- **GIVEN PROBLEM**: Report, as a bare number, how many lines of the material below contain the word "text".

- **RECORD SET**:
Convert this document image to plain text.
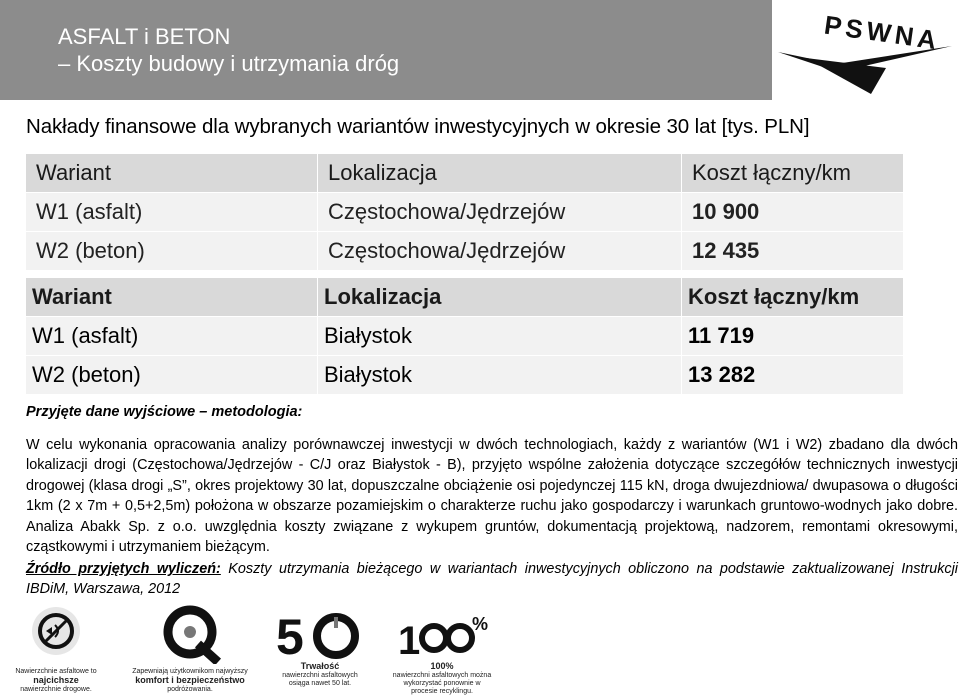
ASFALT i BETON
– Koszty budowy i utrzymania dróg
PSWNA
Nakłady finansowe dla wybranych wariantów inwestycyjnych w okresie 30 lat [tys. PLN]
Wariant	Lokalizacja	Koszt łączny/km
W1 (asfalt)	Częstochowa/Jędrzejów	10 900
W2 (beton)	Częstochowa/Jędrzejów	12 435
Wariant	Lokalizacja	Koszt łączny/km
W1 (asfalt)	Białystok	11 719
W2 (beton)	Białystok	13 282
Przyjęte dane wyjściowe – metodologia:
W celu wykonania opracowania analizy porównawczej inwestycji w dwóch technologiach, każdy z wariantów (W1 i W2) zbadano dla dwóch lokalizacji drogi (Częstochowa/Jędrzejów - C/J oraz Białystok - B), przyjęto wspólne założenia dotyczące szczegółów technicznych inwestycji drogowej (klasa drogi „S”, okres projektowy 30 lat, dopuszczalne obciążenie osi pojedynczej 115 kN, droga dwujezdniowa/ dwupasowa o długości 1km (2 x 7m + 0,5+2,5m) położona w obszarze pozamiejskim o charakterze ruchu jako gospodarczy i warunkach gruntowo-wodnych jako dobre. Analiza Abakk Sp. z o.o. uwzględnia koszty związane z wykupem gruntów, dokumentacją projektową, nadzorem, remontami okresowymi, cząstkowymi i utrzymaniem bieżącym.
Źródło przyjętych wyliczeń: Koszty utrzymania bieżącego w wariantach inwestycyjnych obliczono na podstawie zaktualizowanej Instrukcji IBDiM, Warszawa, 2012
Nawierzchnie asfaltowe to
najcichsze
nawierzchnie drogowe.
Zapewniają użytkownikom najwyższy
komfort i bezpieczeństwo
podróżowania.
5
Trwałość
nawierzchni asfaltowych osiąga nawet 50 lat.
1	%
100%
nawierzchni asfaltowych można wykorzystać ponownie w procesie recyklingu.
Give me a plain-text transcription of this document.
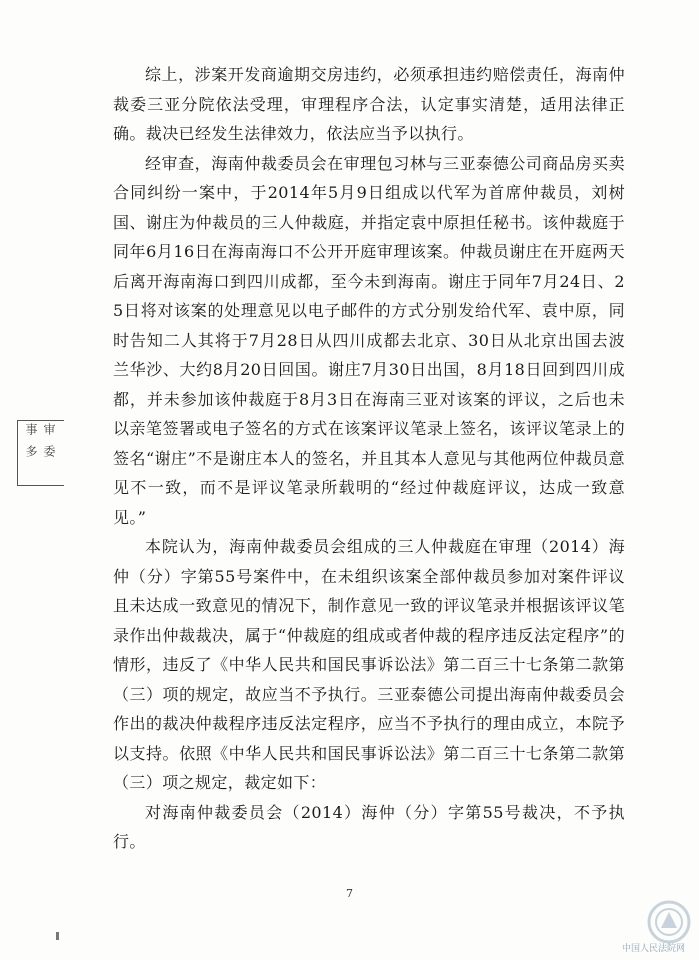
综上，涉案开发商逾期交房违约，必须承担违约赔偿责任，海南仲裁委三亚分院依法受理，审理程序合法，认定事实清楚，适用法律正确。裁决已经发生法律效力，依法应当予以执行。

经审查，海南仲裁委员会在审理包习林与三亚泰德公司商品房买卖合同纠纷一案中，于2014年5月9日组成以代军为首席仲裁员，刘树国、谢庄为仲裁员的三人仲裁庭，并指定袁中原担任秘书。该仲裁庭于同年6月16日在海南海口不公开开庭审理该案。仲裁员谢庄在开庭两天后离开海南海口到四川成都，至今未到海南。谢庄于同年7月24日、25日将对该案的处理意见以电子邮件的方式分别发给代军、袁中原，同时告知二人其将于7月28日从四川成都去北京、30日从北京出国去波兰华沙、大约8月20日回国。谢庄7月30日出国，8月18日回到四川成都，并未参加该仲裁庭于8月3日在海南三亚对该案的评议，之后也未以亲笔签署或电子签名的方式在该案评议笔录上签名，该评议笔录上的签名“谢庄”不是谢庄本人的签名，并且其本人意见与其他两位仲裁员意见不一致，而不是评议笔录所载明的“经过仲裁庭评议，达成一致意见。”

本院认为，海南仲裁委员会组成的三人仲裁庭在审理（2014）海仲（分）字第55号案件中，在未组织该案全部仲裁员参加对案件评议且未达成一致意见的情况下，制作意见一致的评议笔录并根据该评议笔录作出仲裁裁决，属于“仲裁庭的组成或者仲裁的程序违反法定程序”的情形，违反了《中华人民共和国民事诉讼法》第二百三十七条第二款第（三）项的规定，故应当不予执行。三亚泰德公司提出海南仲裁委员会作出的裁决仲裁程序违反法定程序，应当不予执行的理由成立，本院予以支持。依照《中华人民共和国民事诉讼法》第二百三十七条第二款第（三）项之规定，裁定如下：

对海南仲裁委员会（2014）海仲（分）字第55号裁决，不予执行。

7
事 多 审 委
中国人民法院网
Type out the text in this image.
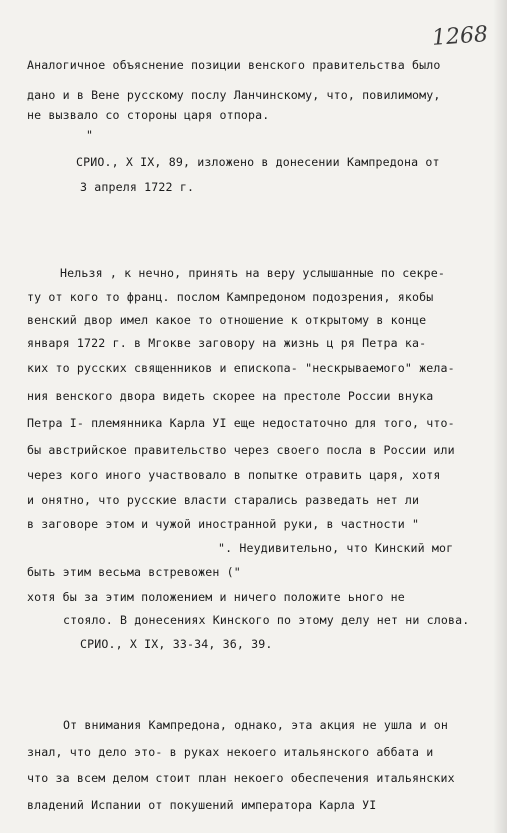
1268
Аналогичное объяснение позиции венского правительства было
дано и в Вене русскому послу Ланчинскому, что, повилимому,
не вызвало со стороны царя отпора.
"
СРИО., Х IX, 89, изложено в донесении Кампредона от
3 апреля 1722 г.
Нельзя , к нечно, принять на веру услышанные по секре-
ту от кого то франц. послом Кампредоном подозрения, якобы
венский двор имел какое то отношение к открытому в конце
января 1722 г. в Мгокве заговору на жизнь ц ря Петра ка-
ких то русских священников и епископа- "нескрываемого" жела-
ния венского двора видеть скорее на престоле России внука
Петра I- племянника Карла УI еще недостаточно для того, что-
бы австрийское правительство через своего посла в России или
через кого иного участвовало в попытке отравить царя, хотя
и онятно, что русские власти старались разведать нет ли
в заговоре этом и чужой иностранной руки, в частности "
". Неудивительно, что Кинский мог
быть этим весьма встревожен ("
хотя бы за этим положением и ничего положите ьного не
стояло. В донесениях Кинского по этому делу нет ни слова.
СРИО., Х IX, 33-34, 36, 39.
От внимания Кампредона, однако, эта акция не ушла и он
знал, что дело это- в руках некоего итальянского аббата и
что за всем делом стоит план некоего обеспечения итальянских
владений Испании от покушений императора Карла УI
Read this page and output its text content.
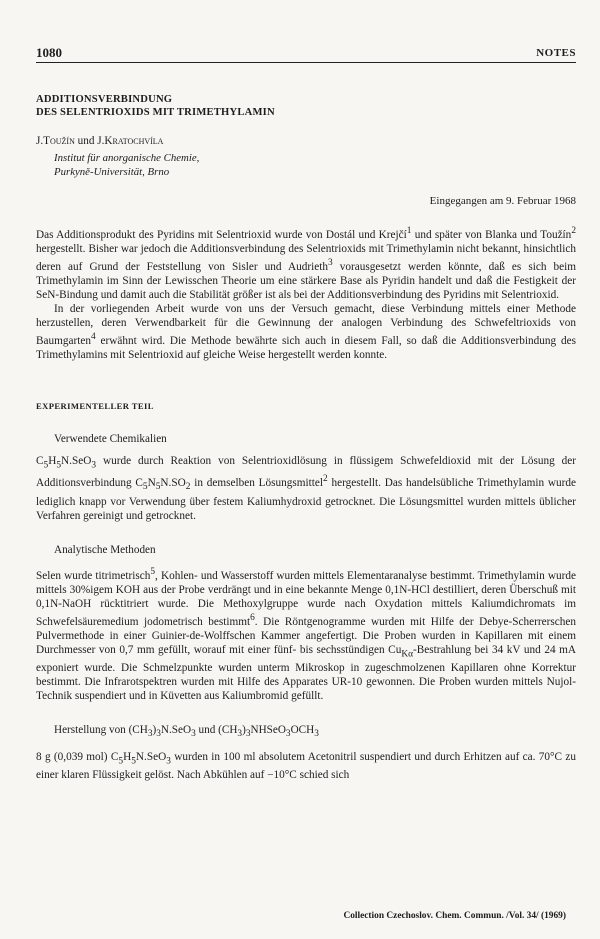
1080	NOTES
ADDITIONSVERBINDUNG
DES SELENTRIOXIDS MIT TRIMETHYLAMIN
J.Toužín und J.Kratochvíla
Institut für anorganische Chemie,
Purkyně-Universität, Brno
Eingegangen am 9. Februar 1968

Das Additionsprodukt des Pyridins mit Selentrioxid wurde von Dostál und Krejčí$^1$ und später von Blanka und Toužín$^2$ hergestellt. Bisher war jedoch die Additionsverbindung des Selentrioxids mit Trimethylamin nicht bekannt, hinsichtlich deren auf Grund der Feststellung von Sisler und Audrieth$^3$ vorausgesetzt werden könnte, daß es sich beim Trimethylamin im Sinn der Lewisschen Theorie um eine stärkere Base als Pyridin handelt und daß die Festigkeit der SeN-Bindung und damit auch die Stabilität größer ist als bei der Additionsverbindung des Pyridins mit Selentrioxid.

In der vorliegenden Arbeit wurde von uns der Versuch gemacht, diese Verbindung mittels einer Methode herzustellen, deren Verwendbarkeit für die Gewinnung der analogen Verbindung des Schwefeltrioxids von Baumgarten$^4$ erwähnt wird. Die Methode bewährte sich auch in diesem Fall, so daß die Additionsverbindung des Trimethylamins mit Selentrioxid auf gleiche Weise hergestellt werden konnte.

EXPERIMENTELLER TEIL
Verwendete Chemikalien

$C_5H_5N.SeO_3$ wurde durch Reaktion von Selentrioxidlösung in flüssigem Schwefeldioxid mit der Lösung der Additionsverbindung $C_5N_5N.SO_2$ in demselben Lösungsmittel$^2$ hergestellt. Das handelsübliche Trimethylamin wurde lediglich knapp vor Verwendung über festem Kaliumhydroxid getrocknet. Die Lösungsmittel wurden mittels üblicher Verfahren gereinigt und getrocknet.

Analytische Methoden

Selen wurde titrimetrisch$^5$, Kohlen- und Wasserstoff wurden mittels Elementaranalyse bestimmt. Trimethylamin wurde mittels 30%igem KOH aus der Probe verdrängt und in eine bekannte Menge 0,1N-HCl destilliert, deren Überschuß mit 0,1N-NaOH rücktitriert wurde. Die Methoxylgruppe wurde nach Oxydation mittels Kaliumdichromats im Schwefelsäuremedium jodometrisch bestimmt$^6$. Die Röntgenogramme wurden mit Hilfe der Debye-Scherrerschen Pulvermethode in einer Guinier-de-Wolffschen Kammer angefertigt. Die Proben wurden in Kapillaren mit einem Durchmesser von 0,7 mm gefüllt, worauf mit einer fünf- bis sechsstündigen $Cu_{K\alpha}$-Bestrahlung bei 34 kV und 24 mA exponiert wurde. Die Schmelzpunkte wurden unterm Mikroskop in zugeschmolzenen Kapillaren ohne Korrektur bestimmt. Die Infrarotspektren wurden mit Hilfe des Apparates UR-10 gewonnen. Die Proben wurden mittels Nujol-Technik suspendiert und in Küvetten aus Kaliumbromid gefüllt.

Herstellung von $(CH_3)_3N.SeO_3$ und $(CH_3)_3NHSeO_3OCH_3$

8 g (0,039 mol) $C_5H_5N.SeO_3$ wurden in 100 ml absolutem Acetonitril suspendiert und durch Erhitzen auf ca. 70°C zu einer klaren Flüssigkeit gelöst. Nach Abkühlen auf −10°C schied sich

Collection Czechoslov. Chem. Commun. /Vol. 34/ (1969)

- **RESULT**: 4